Stored entries:
►
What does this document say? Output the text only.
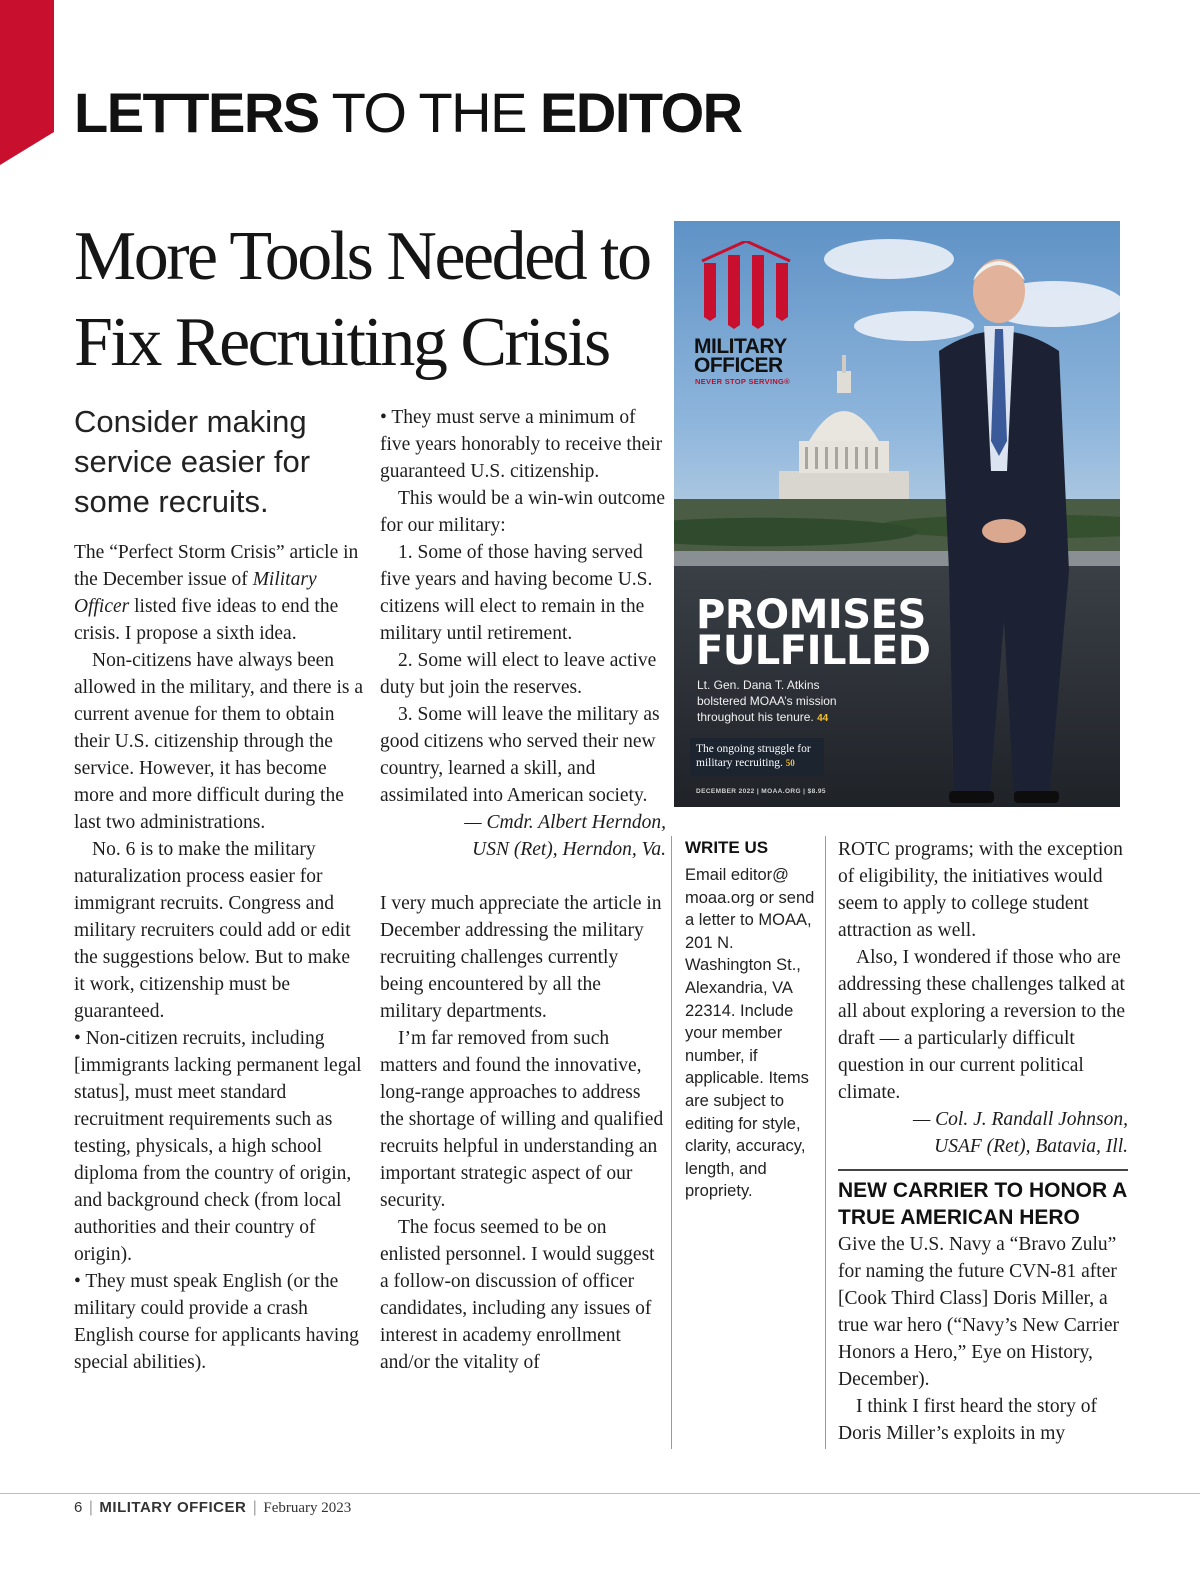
LETTERS TO THE EDITOR
More Tools Needed to Fix Recruiting Crisis
Consider making service easier for some recruits.

The “Perfect Storm Crisis” article in the December issue of Military Officer listed five ideas to end the crisis. I propose a sixth idea.

Non-citizens have always been allowed in the military, and there is a current avenue for them to obtain their U.S. citizenship through the service. However, it has become more and more difficult during the last two administrations.

No. 6 is to make the military naturalization process easier for immigrant recruits. Congress and military recruiters could add or edit the suggestions below. But to make it work, citizenship must be guaranteed.

• Non-citizen recruits, including [immigrants lacking permanent legal status], must meet standard recruitment requirements such as testing, physicals, a high school diploma from the country of origin, and background check (from local authorities and their country of origin).

• They must speak English (or the military could provide a crash English course for applicants having special abilities).

• They must serve a minimum of five years honorably to receive their guaranteed U.S. citizenship.

This would be a win-win outcome for our military:

1. Some of those having served five years and having become U.S. citizens will elect to remain in the military until retirement.

2. Some will elect to leave active duty but join the reserves.

3. Some will leave the military as good citizens who served their new country, learned a skill, and assimilated into American society.

— Cmdr. Albert Herndon,

USN (Ret), Herndon, Va.

I very much appreciate the article in December addressing the military recruiting challenges currently being encountered by all the military departments.

I’m far removed from such matters and found the innovative, long-range approaches to address the shortage of willing and qualified recruits helpful in understanding an important strategic aspect of our security.

The focus seemed to be on enlisted personnel. I would suggest a follow-on discussion of officer candidates, including any issues of interest in academy enrollment and/or the vitality of

WRITE US

Email editor@ moaa.org or send a letter to MOAA, 201 N. Washington St., Alexandria, VA 22314. Include your member number, if applicable. Items are subject to editing for style, clarity, accuracy, length, and propriety.

ROTC programs; with the exception of eligibility, the initiatives would seem to apply to college student attraction as well.

Also, I wondered if those who are addressing these challenges talked at all about exploring a reversion to the draft — a particularly difficult question in our current political climate.

— Col. J. Randall Johnson,

USAF (Ret), Batavia, Ill.

NEW CARRIER TO HONOR A TRUE AMERICAN HERO

Give the U.S. Navy a “Bravo Zulu” for naming the future CVN-81 after [Cook Third Class] Doris Miller, a true war hero (“Navy’s New Carrier Honors a Hero,” Eye on History, December).

I think I first heard the story of Doris Miller’s exploits in my

MILITARY
OFFICER
NEVER STOP SERVING®
PROMISES
FULFILLED
Lt. Gen. Dana T. Atkins bolstered MOAA’s mission throughout his tenure. 44
The ongoing struggle for military recruiting. 50
DECEMBER 2022 | MOAA.ORG | $8.95
6 | MILITARY OFFICER | February 2023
◄
WORK REQUIRED:
All the lines above are to be given again exactly as they read, with the pictures removed.

REPLY:
What does this document say? Output the text only.
LETTERS TO THE EDITOR
More Tools Needed to Fix Recruiting Crisis
Consider making service easier for some recruits.

The “Perfect Storm Crisis” article in the December issue of Military Officer listed five ideas to end the crisis. I propose a sixth idea.

Non-citizens have always been allowed in the military, and there is a current avenue for them to obtain their U.S. citizenship through the service. However, it has become more and more difficult during the last two administrations.

No. 6 is to make the military naturalization process easier for immigrant recruits. Congress and military recruiters could add or edit the suggestions below. But to make it work, citizenship must be guaranteed.

• Non-citizen recruits, including [immigrants lacking permanent legal status], must meet standard recruitment requirements such as testing, physicals, a high school diploma from the country of origin, and background check (from local authorities and their country of origin).

• They must speak English (or the military could provide a crash English course for applicants having special abilities).

• They must serve a minimum of five years honorably to receive their guaranteed U.S. citizenship.

This would be a win-win outcome for our military:

1. Some of those having served five years and having become U.S. citizens will elect to remain in the military until retirement.

2. Some will elect to leave active duty but join the reserves.

3. Some will leave the military as good citizens who served their new country, learned a skill, and assimilated into American society.

— Cmdr. Albert Herndon,

USN (Ret), Herndon, Va.

I very much appreciate the article in December addressing the military recruiting challenges currently being encountered by all the military departments.

I’m far removed from such matters and found the innovative, long-range approaches to address the shortage of willing and qualified recruits helpful in understanding an important strategic aspect of our security.

The focus seemed to be on enlisted personnel. I would suggest a follow-on discussion of officer candidates, including any issues of interest in academy enrollment and/or the vitality of

WRITE US

Email editor@ moaa.org or send a letter to MOAA, 201 N. Washington St., Alexandria, VA 22314. Include your member number, if applicable. Items are subject to editing for style, clarity, accuracy, length, and propriety.

ROTC programs; with the exception of eligibility, the initiatives would seem to apply to college student attraction as well.

Also, I wondered if those who are addressing these challenges talked at all about exploring a reversion to the draft — a particularly difficult question in our current political climate.

— Col. J. Randall Johnson,

USAF (Ret), Batavia, Ill.

NEW CARRIER TO HONOR A TRUE AMERICAN HERO

Give the U.S. Navy a “Bravo Zulu” for naming the future CVN-81 after [Cook Third Class] Doris Miller, a true war hero (“Navy’s New Carrier Honors a Hero,” Eye on History, December).

I think I first heard the story of Doris Miller’s exploits in my

MILITARY
OFFICER
NEVER STOP SERVING®
PROMISES
FULFILLED
Lt. Gen. Dana T. Atkins bolstered MOAA’s mission throughout his tenure. 44
The ongoing struggle for military recruiting. 50
DECEMBER 2022 | MOAA.ORG | $8.95
6 | MILITARY OFFICER | February 2023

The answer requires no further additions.